● **Provided records**:

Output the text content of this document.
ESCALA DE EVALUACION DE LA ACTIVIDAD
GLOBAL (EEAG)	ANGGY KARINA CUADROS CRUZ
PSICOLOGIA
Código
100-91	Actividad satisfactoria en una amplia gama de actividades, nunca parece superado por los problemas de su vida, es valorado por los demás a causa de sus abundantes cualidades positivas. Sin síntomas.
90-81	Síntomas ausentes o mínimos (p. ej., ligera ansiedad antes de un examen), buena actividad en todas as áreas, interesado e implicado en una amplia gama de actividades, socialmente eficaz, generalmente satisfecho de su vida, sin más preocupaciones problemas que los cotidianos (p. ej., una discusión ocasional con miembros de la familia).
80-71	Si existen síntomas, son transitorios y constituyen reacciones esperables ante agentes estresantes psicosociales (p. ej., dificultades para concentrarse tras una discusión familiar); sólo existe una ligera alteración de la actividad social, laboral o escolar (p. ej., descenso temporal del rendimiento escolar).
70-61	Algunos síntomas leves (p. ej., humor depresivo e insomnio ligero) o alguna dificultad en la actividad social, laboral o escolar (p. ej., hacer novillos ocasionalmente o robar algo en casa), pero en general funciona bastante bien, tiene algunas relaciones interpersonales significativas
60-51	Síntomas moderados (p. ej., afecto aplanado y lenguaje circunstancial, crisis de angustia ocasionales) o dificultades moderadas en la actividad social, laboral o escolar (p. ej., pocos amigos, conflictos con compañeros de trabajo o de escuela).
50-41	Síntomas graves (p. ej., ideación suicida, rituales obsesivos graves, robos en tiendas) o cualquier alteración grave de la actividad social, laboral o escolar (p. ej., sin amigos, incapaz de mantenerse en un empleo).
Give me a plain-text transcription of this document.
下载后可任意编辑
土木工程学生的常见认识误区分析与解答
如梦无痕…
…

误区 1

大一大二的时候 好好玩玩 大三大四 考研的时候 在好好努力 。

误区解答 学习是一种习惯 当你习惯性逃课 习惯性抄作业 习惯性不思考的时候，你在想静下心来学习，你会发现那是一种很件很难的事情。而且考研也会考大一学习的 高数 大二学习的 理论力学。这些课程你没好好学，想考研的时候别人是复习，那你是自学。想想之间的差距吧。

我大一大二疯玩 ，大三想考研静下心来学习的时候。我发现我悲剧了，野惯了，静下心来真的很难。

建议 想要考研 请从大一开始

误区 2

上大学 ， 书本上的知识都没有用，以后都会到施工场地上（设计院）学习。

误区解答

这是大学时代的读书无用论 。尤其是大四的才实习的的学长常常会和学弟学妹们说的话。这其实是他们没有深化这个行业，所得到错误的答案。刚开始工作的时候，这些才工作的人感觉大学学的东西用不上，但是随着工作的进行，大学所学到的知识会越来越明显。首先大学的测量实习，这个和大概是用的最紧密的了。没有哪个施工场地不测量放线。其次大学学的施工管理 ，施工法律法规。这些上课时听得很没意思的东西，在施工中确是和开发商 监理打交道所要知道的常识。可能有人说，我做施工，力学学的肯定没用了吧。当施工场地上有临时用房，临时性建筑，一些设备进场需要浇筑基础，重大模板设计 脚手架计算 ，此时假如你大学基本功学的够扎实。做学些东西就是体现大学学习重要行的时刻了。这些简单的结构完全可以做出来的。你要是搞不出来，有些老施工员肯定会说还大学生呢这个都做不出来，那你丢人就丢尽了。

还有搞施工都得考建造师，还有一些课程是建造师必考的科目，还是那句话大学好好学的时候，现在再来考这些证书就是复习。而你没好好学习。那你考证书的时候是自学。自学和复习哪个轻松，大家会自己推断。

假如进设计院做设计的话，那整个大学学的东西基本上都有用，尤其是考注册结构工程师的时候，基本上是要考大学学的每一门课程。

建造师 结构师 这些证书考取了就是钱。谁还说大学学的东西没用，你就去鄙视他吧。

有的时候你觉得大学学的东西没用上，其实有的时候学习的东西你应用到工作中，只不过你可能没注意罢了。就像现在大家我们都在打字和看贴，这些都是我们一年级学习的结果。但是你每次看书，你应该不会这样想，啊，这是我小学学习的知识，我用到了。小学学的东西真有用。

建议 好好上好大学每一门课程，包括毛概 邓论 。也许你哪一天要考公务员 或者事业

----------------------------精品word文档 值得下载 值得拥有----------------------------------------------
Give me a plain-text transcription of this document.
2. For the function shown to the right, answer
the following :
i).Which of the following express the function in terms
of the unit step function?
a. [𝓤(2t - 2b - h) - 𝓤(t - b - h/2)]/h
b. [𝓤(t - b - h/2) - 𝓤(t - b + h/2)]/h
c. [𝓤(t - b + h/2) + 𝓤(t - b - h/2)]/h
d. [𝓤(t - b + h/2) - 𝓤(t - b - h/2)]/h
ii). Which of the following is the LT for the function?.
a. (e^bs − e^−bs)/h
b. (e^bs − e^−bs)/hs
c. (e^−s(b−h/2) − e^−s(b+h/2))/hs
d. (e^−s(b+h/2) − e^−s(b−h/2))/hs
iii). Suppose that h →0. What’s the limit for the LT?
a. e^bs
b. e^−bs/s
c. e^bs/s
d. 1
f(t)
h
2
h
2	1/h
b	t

● **Stated goal**:
Go through the listing and copy all of it exactly.

● **Right answer**:
Output the text content of this document.
ESCALA DE EVALUACION DE LA ACTIVIDAD
GLOBAL (EEAG)	ANGGY KARINA CUADROS CRUZ
PSICOLOGIA
Código
100-91	Actividad satisfactoria en una amplia gama de actividades, nunca parece superado por los problemas de su vida, es valorado por los demás a causa de sus abundantes cualidades positivas. Sin síntomas.
90-81	Síntomas ausentes o mínimos (p. ej., ligera ansiedad antes de un examen), buena actividad en todas as áreas, interesado e implicado en una amplia gama de actividades, socialmente eficaz, generalmente satisfecho de su vida, sin más preocupaciones problemas que los cotidianos (p. ej., una discusión ocasional con miembros de la familia).
80-71	Si existen síntomas, son transitorios y constituyen reacciones esperables ante agentes estresantes psicosociales (p. ej., dificultades para concentrarse tras una discusión familiar); sólo existe una ligera alteración de la actividad social, laboral o escolar (p. ej., descenso temporal del rendimiento escolar).
70-61	Algunos síntomas leves (p. ej., humor depresivo e insomnio ligero) o alguna dificultad en la actividad social, laboral o escolar (p. ej., hacer novillos ocasionalmente o robar algo en casa), pero en general funciona bastante bien, tiene algunas relaciones interpersonales significativas
60-51	Síntomas moderados (p. ej., afecto aplanado y lenguaje circunstancial, crisis de angustia ocasionales) o dificultades moderadas en la actividad social, laboral o escolar (p. ej., pocos amigos, conflictos con compañeros de trabajo o de escuela).
50-41	Síntomas graves (p. ej., ideación suicida, rituales obsesivos graves, robos en tiendas) o cualquier alteración grave de la actividad social, laboral o escolar (p. ej., sin amigos, incapaz de mantenerse en un empleo).
Give me a plain-text transcription of this document.
下载后可任意编辑
土木工程学生的常见认识误区分析与解答
如梦无痕…
…

误区 1

大一大二的时候 好好玩玩 大三大四 考研的时候 在好好努力 。

误区解答 学习是一种习惯 当你习惯性逃课 习惯性抄作业 习惯性不思考的时候，你在想静下心来学习，你会发现那是一种很件很难的事情。而且考研也会考大一学习的 高数 大二学习的 理论力学。这些课程你没好好学，想考研的时候别人是复习，那你是自学。想想之间的差距吧。

我大一大二疯玩 ，大三想考研静下心来学习的时候。我发现我悲剧了，野惯了，静下心来真的很难。

建议 想要考研 请从大一开始

误区 2

上大学 ， 书本上的知识都没有用，以后都会到施工场地上（设计院）学习。

误区解答

这是大学时代的读书无用论 。尤其是大四的才实习的的学长常常会和学弟学妹们说的话。这其实是他们没有深化这个行业，所得到错误的答案。刚开始工作的时候，这些才工作的人感觉大学学的东西用不上，但是随着工作的进行，大学所学到的知识会越来越明显。首先大学的测量实习，这个和大概是用的最紧密的了。没有哪个施工场地不测量放线。其次大学学的施工管理 ，施工法律法规。这些上课时听得很没意思的东西，在施工中确是和开发商 监理打交道所要知道的常识。可能有人说，我做施工，力学学的肯定没用了吧。当施工场地上有临时用房，临时性建筑，一些设备进场需要浇筑基础，重大模板设计 脚手架计算 ，此时假如你大学基本功学的够扎实。做学些东西就是体现大学学习重要行的时刻了。这些简单的结构完全可以做出来的。你要是搞不出来，有些老施工员肯定会说还大学生呢这个都做不出来，那你丢人就丢尽了。

还有搞施工都得考建造师，还有一些课程是建造师必考的科目，还是那句话大学好好学的时候，现在再来考这些证书就是复习。而你没好好学习。那你考证书的时候是自学。自学和复习哪个轻松，大家会自己推断。

假如进设计院做设计的话，那整个大学学的东西基本上都有用，尤其是考注册结构工程师的时候，基本上是要考大学学的每一门课程。

建造师 结构师 这些证书考取了就是钱。谁还说大学学的东西没用，你就去鄙视他吧。

有的时候你觉得大学学的东西没用上，其实有的时候学习的东西你应用到工作中，只不过你可能没注意罢了。就像现在大家我们都在打字和看贴，这些都是我们一年级学习的结果。但是你每次看书，你应该不会这样想，啊，这是我小学学习的知识，我用到了。小学学的东西真有用。

建议 好好上好大学每一门课程，包括毛概 邓论 。也许你哪一天要考公务员 或者事业

----------------------------精品word文档 值得下载 值得拥有----------------------------------------------
Give me a plain-text transcription of this document.
2. For the function shown to the right, answer
the following :
i).Which of the following express the function in terms
of the unit step function?
a. [𝓤(2t - 2b - h) - 𝓤(t - b - h/2)]/h
b. [𝓤(t - b - h/2) - 𝓤(t - b + h/2)]/h
c. [𝓤(t - b + h/2) + 𝓤(t - b - h/2)]/h
d. [𝓤(t - b + h/2) - 𝓤(t - b - h/2)]/h
ii). Which of the following is the LT for the function?.
a. (e^bs − e^−bs)/h
b. (e^bs − e^−bs)/hs
c. (e^−s(b−h/2) − e^−s(b+h/2))/hs
d. (e^−s(b+h/2) − e^−s(b−h/2))/hs
iii). Suppose that h →0. What’s the limit for the LT?
a. e^bs
b. e^−bs/s
c. e^bs/s
d. 1
f(t)
h
2
h
2	1/h
b	t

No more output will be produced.